=== What is being asked ===
Take the data below and filter it for lines containing the word "faster"; show each line found.

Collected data
BEGIN

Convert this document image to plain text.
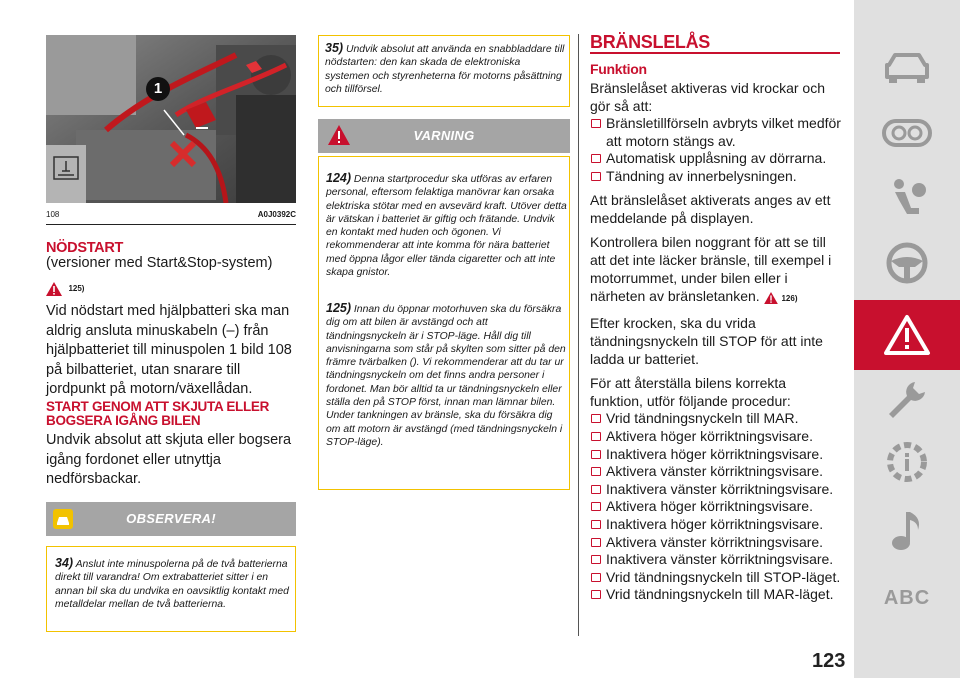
1
108	A0J0392C
NÖDSTART
(versioner med Start&Stop-system)
125)
Vid nödstart med hjälpbatteri ska man aldrig ansluta minuskabeln (–) från hjälpbatteriet till minuspolen 1 bild 108 på bilbatteriet, utan snarare till jordpunkt på motorn/växellådan.
START GENOM ATT SKJUTA ELLER
BOGSERA IGÅNG BILEN
Undvik absolut att skjuta eller bogsera igång fordonet eller utnyttja nedförsbackar.
OBSERVERA!
34) Anslut inte minuspolerna på de två batterierna direkt till varandra! Om extrabatteriet sitter i en annan bil ska du undvika en oavsiktlig kontakt med metalldelar mellan de två batterierna.
35) Undvik absolut att använda en snabbladdare till nödstarten: den kan skada de elektroniska systemen och styrenheterna för motorns påsättning och tillförsel.
VARNING
124) Denna startprocedur ska utföras av erfaren personal, eftersom felaktiga manövrar kan orsaka elektriska stötar med en avsevärd kraft. Utöver detta är vätskan i batteriet är giftig och frätande. Undvik en kontakt med huden och ögonen. Vi rekommenderar att inte komma för nära batteriet med öppna lågor eller tända cigaretter och att inte skapa gnistor.
125) Innan du öppnar motorhuven ska du försäkra dig om att bilen är avstängd och att tändningsnyckeln är i STOP-läge. Håll dig till anvisningarna som står på skylten som sitter på den främre tvärbalken (). Vi rekommenderar att du tar ur tändningsnyckeln om det finns andra personer i fordonet. Man bör alltid ta ur tändningsnyckeln eller ställa den på STOP först, innan man lämnar bilen. Under tankningen av bränsle, ska du försäkra dig om att motorn är avstängd (med tändningsnyckeln i STOP-läge).
BRÄNSLELÅS
Funktion
Bränslelåset aktiveras vid krockar och gör så att:
Bränsletillförseln avbryts vilket medför att motorn stängs av.
Automatisk upplåsning av dörrarna.
Tändning av innerbelysningen.
Att bränslelåset aktiverats anges av ett meddelande på displayen.
Kontrollera bilen noggrant för att se till att det inte läcker bränsle, till exempel i motorrummet, under bilen eller i närheten av bränsletanken.	126)
Efter krocken, ska du vrida tändningsnyckeln till STOP för att inte ladda ur batteriet.
För att återställa bilens korrekta funktion, utför följande procedur:
Vrid tändningsnyckeln till MAR.
Aktivera höger körriktningsvisare.
Inaktivera höger körriktningsvisare.
Aktivera vänster körriktningsvisare.
Inaktivera vänster körriktningsvisare.
Aktivera höger körriktningsvisare.
Inaktivera höger körriktningsvisare.
Aktivera vänster körriktningsvisare.
Inaktivera vänster körriktningsvisare.
Vrid tändningsnyckeln till STOP-läget.
Vrid tändningsnyckeln till MAR-läget.	ABC
123
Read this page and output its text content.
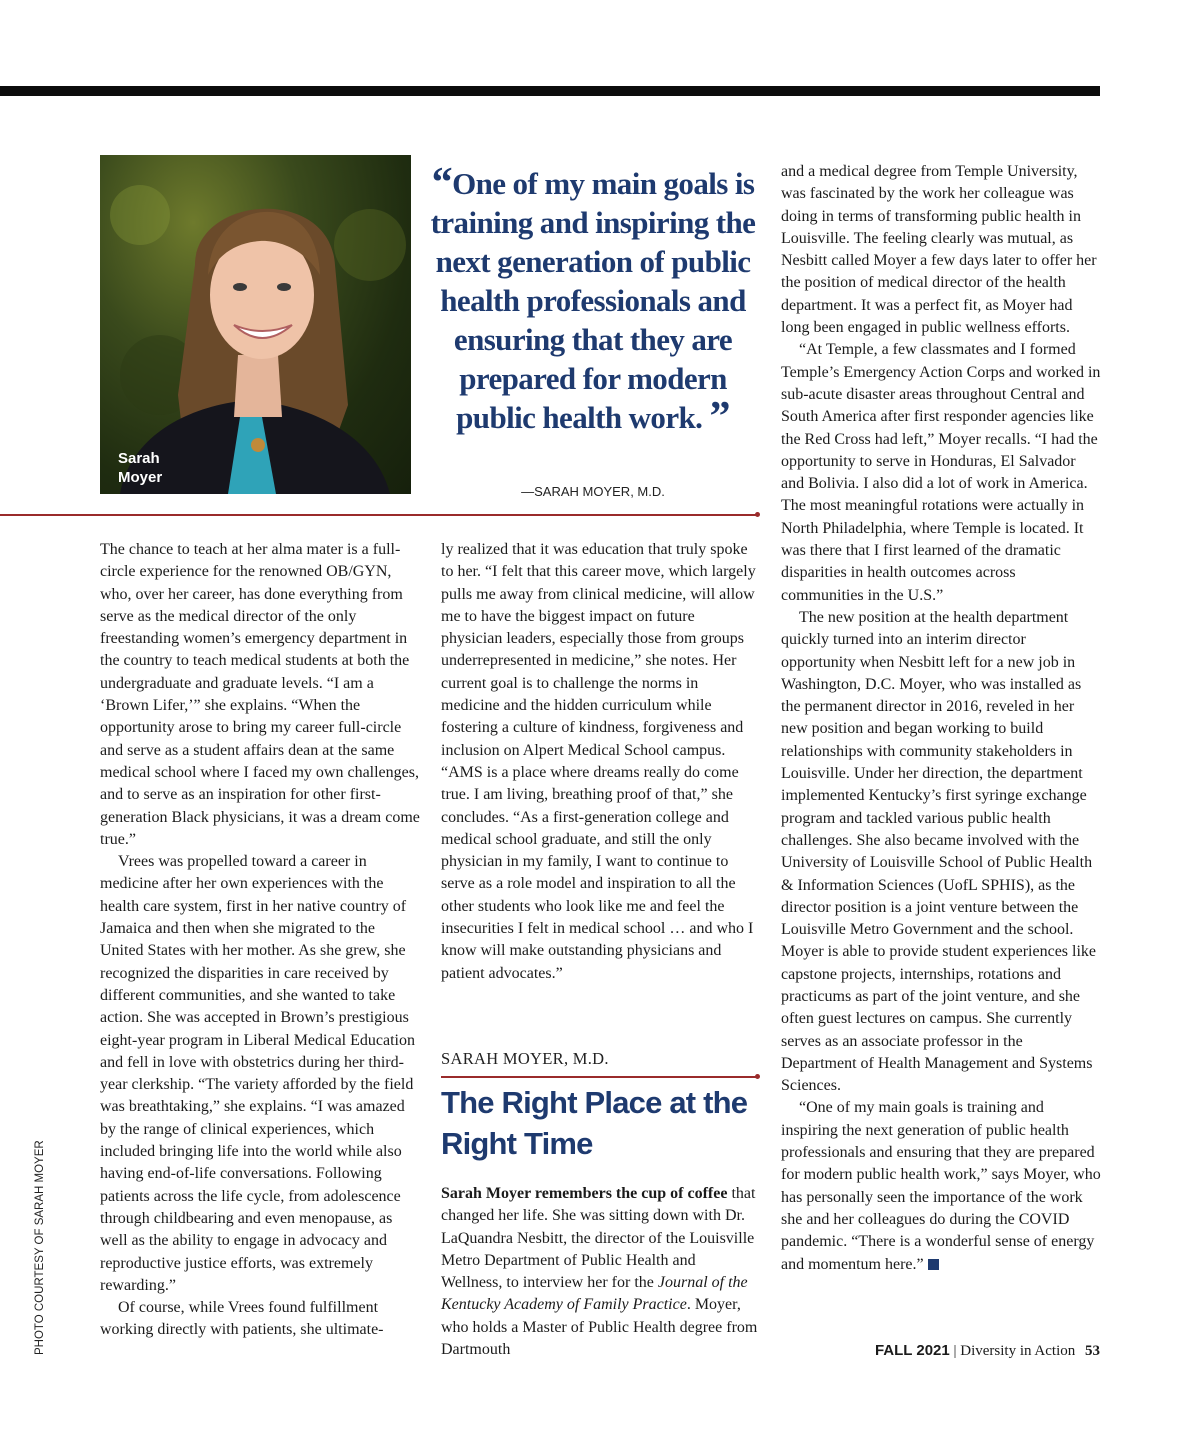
Sarah
Moyer
“One of my main goals is training and inspiring the next generation of public health professionals and ensuring that they are prepared for modern public health work. ”
—SARAH MOYER, M.D.

The chance to teach at her alma mater is a full-circle experience for the renowned OB/GYN, who, over her career, has done everything from serve as the medical director of the only freestanding women’s emergency department in the country to teach medical students at both the undergraduate and graduate levels. “I am a ‘Brown Lifer,’” she explains. “When the opportunity arose to bring my career full-circle and serve as a student affairs dean at the same medical school where I faced my own challenges, and to serve as an inspiration for other first-generation Black physicians, it was a dream come true.”

Vrees was propelled toward a career in medicine after her own experiences with the health care system, first in her native country of Jamaica and then when she migrated to the United States with her mother. As she grew, she recognized the disparities in care received by different communities, and she wanted to take action. She was accepted in Brown’s prestigious eight-year program in Liberal Medical Education and fell in love with obstetrics during her third-year clerkship. “The variety afforded by the field was breathtaking,” she explains. “I was amazed by the range of clinical experiences, which included bringing life into the world while also having end-of-life conversations. Following patients across the life cycle, from adolescence through childbearing and even menopause, as well as the ability to engage in advocacy and reproductive justice efforts, was extremely rewarding.”

Of course, while Vrees found fulfillment working directly with patients, she ultimate-

ly realized that it was education that truly spoke to her. “I felt that this career move, which largely pulls me away from clinical medicine, will allow me to have the biggest impact on future physician leaders, especially those from groups underrepresented in medicine,” she notes. Her current goal is to challenge the norms in medicine and the hidden curriculum while fostering a culture of kindness, forgiveness and inclusion on Alpert Medical School campus. “AMS is a place where dreams really do come true. I am living, breathing proof of that,” she concludes. “As a first-generation college and medical school graduate, and still the only physician in my family, I want to continue to serve as a role model and inspiration to all the other students who look like me and feel the insecurities I felt in medical school … and who I know will make outstanding physicians and patient advocates.”

SARAH MOYER, M.D.
The Right Place at the Right Time

Sarah Moyer remembers the cup of coffee that changed her life. She was sitting down with Dr. LaQuandra Nesbitt, the director of the Louisville Metro Department of Public Health and Wellness, to interview her for the Journal of the Kentucky Academy of Family Practice. Moyer, who holds a Master of Public Health degree from Dartmouth

and a medical degree from Temple University, was fascinated by the work her colleague was doing in terms of transforming public health in Louisville. The feeling clearly was mutual, as Nesbitt called Moyer a few days later to offer her the position of medical director of the health department. It was a perfect fit, as Moyer had long been engaged in public wellness efforts.

“At Temple, a few classmates and I formed Temple’s Emergency Action Corps and worked in sub-acute disaster areas throughout Central and South America after first responder agencies like the Red Cross had left,” Moyer recalls. “I had the opportunity to serve in Honduras, El Salvador and Bolivia. I also did a lot of work in America. The most meaningful rotations were actually in North Philadelphia, where Temple is located. It was there that I first learned of the dramatic disparities in health outcomes across communities in the U.S.”

The new position at the health department quickly turned into an interim director opportunity when Nesbitt left for a new job in Washington, D.C. Moyer, who was installed as the permanent director in 2016, reveled in her new position and began working to build relationships with community stakeholders in Louisville. Under her direction, the department implemented Kentucky’s first syringe exchange program and tackled various public health challenges. She also became involved with the University of Louisville School of Public Health & Information Sciences (UofL SPHIS), as the director position is a joint venture between the Louisville Metro Government and the school. Moyer is able to provide student experiences like capstone projects, internships, rotations and practicums as part of the joint venture, and she often guest lectures on campus. She currently serves as an associate professor in the Department of Health Management and Systems Sciences.

“One of my main goals is training and inspiring the next generation of public health professionals and ensuring that they are prepared for modern public health work,” says Moyer, who has personally seen the importance of the work she and her colleagues do during the COVID pandemic. “There is a wonderful sense of energy and momentum here.”

PHOTO COURTESY OF SARAH MOYER	FALL 2021 | Diversity in Action 53
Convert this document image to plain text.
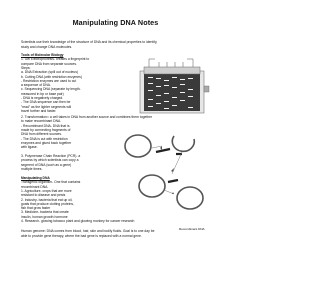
Manipulating DNA Notes
Scientists use their knowledge of the structure of DNA and its chemical properties to identify,
study and change DNA molecules.
Tools of Molecular Biology
1. Gel Electrophoresis- creates a fingerprint to
compare DNA from separate sources.
Steps:
a. DNA Extraction (spill out of nucleus)
b. Cutting DNA (with restriction enzymes)
- Restriction enzymes are used to cut
a sequence of DNA.
c. Sequencing DNA (separate by length-
measured in bp or base pair)
- DNA is negatively charged.
- The DNA sequence can then be
"read" as the lighter segments will
travel further and faster.
2. Transformation= a cell takes in DNA from another source and combines them together
to make recombinant DNA.
- Recombinant DNA- DNA that is
made by connecting fragments of
DNA from different sources.
- The DNA is cut with restriction
enzymes and glued back together
with ligase.
3. Polymerase Chain Reaction (PCR)- a
process by which scientists can copy a
segment of DNA (such as a gene)
multiple times.
Recombinant DNA
Manipulating DNA
Transgenic organism- One that contains
recombinant DNA.
1. Agriculture- crops that are more
resistant to disease and pests
2. Industry- bacteria that eat up oil,
goats that produce clotting proteins,
fish that grow faster
3. Medicine- bacteria that create
insulin, human growth hormone
4. Research- glowing tobacco plant and glowing monkey for cancer research
Human genome: DNA comes from blood, hair, skin and bodily fluids. Goal is to one day be
able to provide gene therapy, where the bad gene is replaced with a normal gene.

END

=== Answer section ===
travel further and faster.
fish that grow faster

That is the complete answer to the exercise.